Your instructions |
Print each line exactly as it is given.
** Begin **
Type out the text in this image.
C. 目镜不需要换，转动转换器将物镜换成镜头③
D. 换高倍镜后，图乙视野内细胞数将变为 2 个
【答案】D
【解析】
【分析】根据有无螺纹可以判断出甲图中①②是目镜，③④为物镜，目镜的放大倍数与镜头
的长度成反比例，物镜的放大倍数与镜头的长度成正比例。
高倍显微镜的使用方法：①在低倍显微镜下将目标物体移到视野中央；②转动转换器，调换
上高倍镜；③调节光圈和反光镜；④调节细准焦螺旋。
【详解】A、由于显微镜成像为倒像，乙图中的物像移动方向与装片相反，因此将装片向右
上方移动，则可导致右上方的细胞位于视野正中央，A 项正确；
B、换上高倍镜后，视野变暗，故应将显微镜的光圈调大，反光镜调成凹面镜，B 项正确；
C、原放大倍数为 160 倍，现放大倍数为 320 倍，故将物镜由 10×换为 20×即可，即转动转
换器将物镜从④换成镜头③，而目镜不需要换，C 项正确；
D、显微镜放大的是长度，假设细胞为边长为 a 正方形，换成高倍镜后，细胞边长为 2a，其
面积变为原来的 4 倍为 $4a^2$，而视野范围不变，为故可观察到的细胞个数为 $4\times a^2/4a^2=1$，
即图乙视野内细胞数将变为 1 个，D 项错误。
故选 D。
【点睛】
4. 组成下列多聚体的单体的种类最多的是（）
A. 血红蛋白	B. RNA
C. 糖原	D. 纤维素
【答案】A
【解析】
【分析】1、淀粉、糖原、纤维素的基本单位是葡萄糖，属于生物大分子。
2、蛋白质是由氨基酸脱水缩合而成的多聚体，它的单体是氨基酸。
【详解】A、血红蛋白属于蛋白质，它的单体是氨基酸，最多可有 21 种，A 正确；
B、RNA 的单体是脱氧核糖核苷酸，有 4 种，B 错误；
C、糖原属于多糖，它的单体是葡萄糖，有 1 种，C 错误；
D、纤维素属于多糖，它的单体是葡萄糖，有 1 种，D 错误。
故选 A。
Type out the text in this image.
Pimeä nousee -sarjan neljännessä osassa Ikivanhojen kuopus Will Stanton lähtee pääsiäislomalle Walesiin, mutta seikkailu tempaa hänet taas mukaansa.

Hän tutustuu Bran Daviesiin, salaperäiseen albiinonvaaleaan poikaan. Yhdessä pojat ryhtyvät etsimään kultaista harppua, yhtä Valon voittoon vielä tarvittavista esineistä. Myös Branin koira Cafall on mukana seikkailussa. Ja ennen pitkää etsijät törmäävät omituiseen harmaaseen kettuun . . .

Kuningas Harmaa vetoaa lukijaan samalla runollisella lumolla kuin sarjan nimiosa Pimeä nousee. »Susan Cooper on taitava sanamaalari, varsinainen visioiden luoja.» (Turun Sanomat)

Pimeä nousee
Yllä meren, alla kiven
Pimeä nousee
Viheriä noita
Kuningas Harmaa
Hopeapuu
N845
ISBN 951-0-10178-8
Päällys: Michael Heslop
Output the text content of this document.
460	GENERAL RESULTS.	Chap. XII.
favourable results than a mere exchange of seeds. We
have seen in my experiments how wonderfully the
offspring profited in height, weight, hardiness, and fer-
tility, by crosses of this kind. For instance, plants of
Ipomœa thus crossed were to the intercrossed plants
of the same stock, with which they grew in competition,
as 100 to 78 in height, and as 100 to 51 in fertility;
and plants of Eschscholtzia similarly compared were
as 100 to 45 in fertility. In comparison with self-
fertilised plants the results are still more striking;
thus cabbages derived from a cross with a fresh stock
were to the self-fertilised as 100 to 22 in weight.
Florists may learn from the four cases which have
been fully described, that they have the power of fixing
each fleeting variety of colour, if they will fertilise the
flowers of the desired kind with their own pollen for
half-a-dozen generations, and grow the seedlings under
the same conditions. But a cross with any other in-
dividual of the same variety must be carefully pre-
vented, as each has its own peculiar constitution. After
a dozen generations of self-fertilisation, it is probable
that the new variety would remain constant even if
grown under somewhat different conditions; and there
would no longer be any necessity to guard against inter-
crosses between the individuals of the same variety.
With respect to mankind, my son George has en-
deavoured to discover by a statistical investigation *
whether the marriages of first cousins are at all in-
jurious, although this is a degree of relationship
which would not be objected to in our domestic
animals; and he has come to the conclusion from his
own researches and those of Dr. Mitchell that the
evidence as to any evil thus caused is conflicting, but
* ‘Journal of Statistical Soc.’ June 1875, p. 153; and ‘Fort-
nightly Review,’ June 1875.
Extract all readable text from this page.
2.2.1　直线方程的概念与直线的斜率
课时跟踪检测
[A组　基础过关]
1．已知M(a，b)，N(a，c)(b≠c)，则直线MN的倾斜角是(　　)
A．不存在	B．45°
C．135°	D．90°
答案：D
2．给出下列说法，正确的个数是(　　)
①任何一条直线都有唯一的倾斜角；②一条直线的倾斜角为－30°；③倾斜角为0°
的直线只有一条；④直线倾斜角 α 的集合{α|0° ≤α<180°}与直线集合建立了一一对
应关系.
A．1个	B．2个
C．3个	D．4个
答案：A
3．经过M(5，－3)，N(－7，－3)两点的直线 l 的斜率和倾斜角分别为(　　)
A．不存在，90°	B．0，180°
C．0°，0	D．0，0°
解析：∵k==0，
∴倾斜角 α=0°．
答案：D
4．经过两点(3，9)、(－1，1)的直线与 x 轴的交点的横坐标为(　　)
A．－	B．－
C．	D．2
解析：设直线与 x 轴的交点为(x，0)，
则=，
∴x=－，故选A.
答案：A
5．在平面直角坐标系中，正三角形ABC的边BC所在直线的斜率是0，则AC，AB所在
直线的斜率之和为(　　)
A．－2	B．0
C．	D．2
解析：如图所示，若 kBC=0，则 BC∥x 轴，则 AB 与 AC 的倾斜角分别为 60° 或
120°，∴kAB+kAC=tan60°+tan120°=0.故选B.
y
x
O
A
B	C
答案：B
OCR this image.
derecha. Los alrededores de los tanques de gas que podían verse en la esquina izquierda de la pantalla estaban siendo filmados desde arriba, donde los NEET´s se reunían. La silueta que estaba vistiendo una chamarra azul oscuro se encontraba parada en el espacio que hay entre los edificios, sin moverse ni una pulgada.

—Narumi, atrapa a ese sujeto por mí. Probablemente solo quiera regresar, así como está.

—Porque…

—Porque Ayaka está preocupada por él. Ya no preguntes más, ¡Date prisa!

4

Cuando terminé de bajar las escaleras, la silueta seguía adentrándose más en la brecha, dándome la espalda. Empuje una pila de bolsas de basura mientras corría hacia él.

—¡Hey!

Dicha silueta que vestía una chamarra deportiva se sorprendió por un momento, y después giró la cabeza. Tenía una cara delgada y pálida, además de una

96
** End **
Task answer |
Type out the text in this image.
C. 目镜不需要换，转动转换器将物镜换成镜头③
D. 换高倍镜后，图乙视野内细胞数将变为 2 个
【答案】D
【解析】
【分析】根据有无螺纹可以判断出甲图中①②是目镜，③④为物镜，目镜的放大倍数与镜头
的长度成反比例，物镜的放大倍数与镜头的长度成正比例。
高倍显微镜的使用方法：①在低倍显微镜下将目标物体移到视野中央；②转动转换器，调换
上高倍镜；③调节光圈和反光镜；④调节细准焦螺旋。
【详解】A、由于显微镜成像为倒像，乙图中的物像移动方向与装片相反，因此将装片向右
上方移动，则可导致右上方的细胞位于视野正中央，A 项正确；
B、换上高倍镜后，视野变暗，故应将显微镜的光圈调大，反光镜调成凹面镜，B 项正确；
C、原放大倍数为 160 倍，现放大倍数为 320 倍，故将物镜由 10×换为 20×即可，即转动转
换器将物镜从④换成镜头③，而目镜不需要换，C 项正确；
D、显微镜放大的是长度，假设细胞为边长为 a 正方形，换成高倍镜后，细胞边长为 2a，其
面积变为原来的 4 倍为 $4a^2$，而视野范围不变，为故可观察到的细胞个数为 $4\times a^2/4a^2=1$，
即图乙视野内细胞数将变为 1 个，D 项错误。
故选 D。
【点睛】
4. 组成下列多聚体的单体的种类最多的是（）
A. 血红蛋白	B. RNA
C. 糖原	D. 纤维素
【答案】A
【解析】
【分析】1、淀粉、糖原、纤维素的基本单位是葡萄糖，属于生物大分子。
2、蛋白质是由氨基酸脱水缩合而成的多聚体，它的单体是氨基酸。
【详解】A、血红蛋白属于蛋白质，它的单体是氨基酸，最多可有 21 种，A 正确；
B、RNA 的单体是脱氧核糖核苷酸，有 4 种，B 错误；
C、糖原属于多糖，它的单体是葡萄糖，有 1 种，C 错误；
D、纤维素属于多糖，它的单体是葡萄糖，有 1 种，D 错误。
故选 A。
Type out the text in this image.
Pimeä nousee -sarjan neljännessä osassa Ikivanhojen kuopus Will Stanton lähtee pääsiäislomalle Walesiin, mutta seikkailu tempaa hänet taas mukaansa.

Hän tutustuu Bran Daviesiin, salaperäiseen albiinonvaaleaan poikaan. Yhdessä pojat ryhtyvät etsimään kultaista harppua, yhtä Valon voittoon vielä tarvittavista esineistä. Myös Branin koira Cafall on mukana seikkailussa. Ja ennen pitkää etsijät törmäävät omituiseen harmaaseen kettuun . . .

Kuningas Harmaa vetoaa lukijaan samalla runollisella lumolla kuin sarjan nimiosa Pimeä nousee. »Susan Cooper on taitava sanamaalari, varsinainen visioiden luoja.» (Turun Sanomat)

Pimeä nousee
Yllä meren, alla kiven
Pimeä nousee
Viheriä noita
Kuningas Harmaa
Hopeapuu
N845
ISBN 951-0-10178-8
Päällys: Michael Heslop
Output the text content of this document.
460	GENERAL RESULTS.	Chap. XII.
favourable results than a mere exchange of seeds. We
have seen in my experiments how wonderfully the
offspring profited in height, weight, hardiness, and fer-
tility, by crosses of this kind. For instance, plants of
Ipomœa thus crossed were to the intercrossed plants
of the same stock, with which they grew in competition,
as 100 to 78 in height, and as 100 to 51 in fertility;
and plants of Eschscholtzia similarly compared were
as 100 to 45 in fertility. In comparison with self-
fertilised plants the results are still more striking;
thus cabbages derived from a cross with a fresh stock
were to the self-fertilised as 100 to 22 in weight.
Florists may learn from the four cases which have
been fully described, that they have the power of fixing
each fleeting variety of colour, if they will fertilise the
flowers of the desired kind with their own pollen for
half-a-dozen generations, and grow the seedlings under
the same conditions. But a cross with any other in-
dividual of the same variety must be carefully pre-
vented, as each has its own peculiar constitution. After
a dozen generations of self-fertilisation, it is probable
that the new variety would remain constant even if
grown under somewhat different conditions; and there
would no longer be any necessity to guard against inter-
crosses between the individuals of the same variety.
With respect to mankind, my son George has en-
deavoured to discover by a statistical investigation *
whether the marriages of first cousins are at all in-
jurious, although this is a degree of relationship
which would not be objected to in our domestic
animals; and he has come to the conclusion from his
own researches and those of Dr. Mitchell that the
evidence as to any evil thus caused is conflicting, but
* ‘Journal of Statistical Soc.’ June 1875, p. 153; and ‘Fort-
nightly Review,’ June 1875.
Extract all readable text from this page.
2.2.1　直线方程的概念与直线的斜率
课时跟踪检测
[A组　基础过关]
1．已知M(a，b)，N(a，c)(b≠c)，则直线MN的倾斜角是(　　)
A．不存在	B．45°
C．135°	D．90°
答案：D
2．给出下列说法，正确的个数是(　　)
①任何一条直线都有唯一的倾斜角；②一条直线的倾斜角为－30°；③倾斜角为0°
的直线只有一条；④直线倾斜角 α 的集合{α|0° ≤α<180°}与直线集合建立了一一对
应关系.
A．1个	B．2个
C．3个	D．4个
答案：A
3．经过M(5，－3)，N(－7，－3)两点的直线 l 的斜率和倾斜角分别为(　　)
A．不存在，90°	B．0，180°
C．0°，0	D．0，0°
解析：∵k==0，
∴倾斜角 α=0°．
答案：D
4．经过两点(3，9)、(－1，1)的直线与 x 轴的交点的横坐标为(　　)
A．－	B．－
C．	D．2
解析：设直线与 x 轴的交点为(x，0)，
则=，
∴x=－，故选A.
答案：A
5．在平面直角坐标系中，正三角形ABC的边BC所在直线的斜率是0，则AC，AB所在
直线的斜率之和为(　　)
A．－2	B．0
C．	D．2
解析：如图所示，若 kBC=0，则 BC∥x 轴，则 AB 与 AC 的倾斜角分别为 60° 或
120°，∴kAB+kAC=tan60°+tan120°=0.故选B.
y
x
O
A
B	C
答案：B
OCR this image.
derecha. Los alrededores de los tanques de gas que podían verse en la esquina izquierda de la pantalla estaban siendo filmados desde arriba, donde los NEET´s se reunían. La silueta que estaba vistiendo una chamarra azul oscuro se encontraba parada en el espacio que hay entre los edificios, sin moverse ni una pulgada.

—Narumi, atrapa a ese sujeto por mí. Probablemente solo quiera regresar, así como está.

—Porque…

—Porque Ayaka está preocupada por él. Ya no preguntes más, ¡Date prisa!

4

Cuando terminé de bajar las escaleras, la silueta seguía adentrándose más en la brecha, dándome la espalda. Empuje una pila de bolsas de basura mientras corría hacia él.

—¡Hey!

Dicha silueta que vestía una chamarra deportiva se sorprendió por un momento, y después giró la cabeza. Tenía una cara delgada y pálida, además de una

96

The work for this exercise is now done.